**Problem**
Everything from the line holding "Type out the text in this image." through the last line below must be repeated exactly, and nothing else.

**Data records**
--------------------------------

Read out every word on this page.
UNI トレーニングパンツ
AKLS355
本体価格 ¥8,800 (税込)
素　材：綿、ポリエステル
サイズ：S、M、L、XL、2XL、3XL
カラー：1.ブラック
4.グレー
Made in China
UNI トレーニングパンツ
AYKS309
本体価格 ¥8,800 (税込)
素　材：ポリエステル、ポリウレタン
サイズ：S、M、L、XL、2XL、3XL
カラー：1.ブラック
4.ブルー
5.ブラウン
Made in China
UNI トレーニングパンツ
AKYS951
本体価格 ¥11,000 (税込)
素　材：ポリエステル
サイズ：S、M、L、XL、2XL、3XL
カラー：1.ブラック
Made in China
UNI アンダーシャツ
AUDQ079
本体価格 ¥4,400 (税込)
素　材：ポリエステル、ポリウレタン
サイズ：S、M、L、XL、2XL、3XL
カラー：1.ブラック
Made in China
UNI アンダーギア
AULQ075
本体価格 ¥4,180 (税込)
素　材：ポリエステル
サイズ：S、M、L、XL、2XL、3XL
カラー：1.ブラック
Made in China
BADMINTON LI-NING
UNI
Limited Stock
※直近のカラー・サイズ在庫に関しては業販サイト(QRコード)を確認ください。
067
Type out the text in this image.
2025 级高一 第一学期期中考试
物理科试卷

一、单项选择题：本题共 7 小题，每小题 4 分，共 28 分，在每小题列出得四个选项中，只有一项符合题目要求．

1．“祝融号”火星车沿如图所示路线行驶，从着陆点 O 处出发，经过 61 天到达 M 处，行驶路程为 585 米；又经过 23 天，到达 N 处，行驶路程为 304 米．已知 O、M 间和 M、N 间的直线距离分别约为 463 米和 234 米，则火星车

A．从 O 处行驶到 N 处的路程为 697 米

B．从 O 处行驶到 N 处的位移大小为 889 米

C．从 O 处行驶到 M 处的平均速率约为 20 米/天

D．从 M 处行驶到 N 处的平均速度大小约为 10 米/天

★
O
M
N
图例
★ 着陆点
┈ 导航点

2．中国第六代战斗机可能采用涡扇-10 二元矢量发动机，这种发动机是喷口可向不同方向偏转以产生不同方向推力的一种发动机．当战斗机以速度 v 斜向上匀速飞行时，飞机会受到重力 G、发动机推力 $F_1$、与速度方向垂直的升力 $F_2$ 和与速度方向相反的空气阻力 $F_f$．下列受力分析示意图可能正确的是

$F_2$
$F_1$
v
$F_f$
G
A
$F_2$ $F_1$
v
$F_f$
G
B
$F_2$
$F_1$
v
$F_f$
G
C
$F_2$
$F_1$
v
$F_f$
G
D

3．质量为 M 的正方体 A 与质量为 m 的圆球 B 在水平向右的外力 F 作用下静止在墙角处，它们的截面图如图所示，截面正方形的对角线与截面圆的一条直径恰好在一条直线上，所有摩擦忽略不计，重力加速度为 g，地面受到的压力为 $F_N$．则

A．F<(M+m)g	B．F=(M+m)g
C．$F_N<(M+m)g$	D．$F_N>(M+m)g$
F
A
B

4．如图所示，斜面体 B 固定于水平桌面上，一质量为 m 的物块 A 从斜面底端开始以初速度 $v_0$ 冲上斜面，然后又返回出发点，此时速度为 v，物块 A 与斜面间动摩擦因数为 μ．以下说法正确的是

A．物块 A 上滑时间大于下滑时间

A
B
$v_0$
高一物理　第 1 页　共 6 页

--------------------------------

**Exercise result**
Type out the text in this image.
2025 级高一 第一学期期中考试
物理科试卷

一、单项选择题：本题共 7 小题，每小题 4 分，共 28 分，在每小题列出得四个选项中，只有一项符合题目要求．

1．“祝融号”火星车沿如图所示路线行驶，从着陆点 O 处出发，经过 61 天到达 M 处，行驶路程为 585 米；又经过 23 天，到达 N 处，行驶路程为 304 米．已知 O、M 间和 M、N 间的直线距离分别约为 463 米和 234 米，则火星车

A．从 O 处行驶到 N 处的路程为 697 米

B．从 O 处行驶到 N 处的位移大小为 889 米

C．从 O 处行驶到 M 处的平均速率约为 20 米/天

D．从 M 处行驶到 N 处的平均速度大小约为 10 米/天

★
O
M
N
图例
★ 着陆点
┈ 导航点

2．中国第六代战斗机可能采用涡扇-10 二元矢量发动机，这种发动机是喷口可向不同方向偏转以产生不同方向推力的一种发动机．当战斗机以速度 v 斜向上匀速飞行时，飞机会受到重力 G、发动机推力 $F_1$、与速度方向垂直的升力 $F_2$ 和与速度方向相反的空气阻力 $F_f$．下列受力分析示意图可能正确的是

$F_2$
$F_1$
v
$F_f$
G
A
$F_2$ $F_1$
v
$F_f$
G
B
$F_2$
$F_1$
v
$F_f$
G
C
$F_2$
$F_1$
v
$F_f$
G
D

3．质量为 M 的正方体 A 与质量为 m 的圆球 B 在水平向右的外力 F 作用下静止在墙角处，它们的截面图如图所示，截面正方形的对角线与截面圆的一条直径恰好在一条直线上，所有摩擦忽略不计，重力加速度为 g，地面受到的压力为 $F_N$．则

A．F<(M+m)g	B．F=(M+m)g
C．$F_N<(M+m)g$	D．$F_N>(M+m)g$
F
A
B

4．如图所示，斜面体 B 固定于水平桌面上，一质量为 m 的物块 A 从斜面底端开始以初速度 $v_0$ 冲上斜面，然后又返回出发点，此时速度为 v，物块 A 与斜面间动摩擦因数为 μ．以下说法正确的是

A．物块 A 上滑时间大于下滑时间

A
B
$v_0$
高一物理　第 1 页　共 6 页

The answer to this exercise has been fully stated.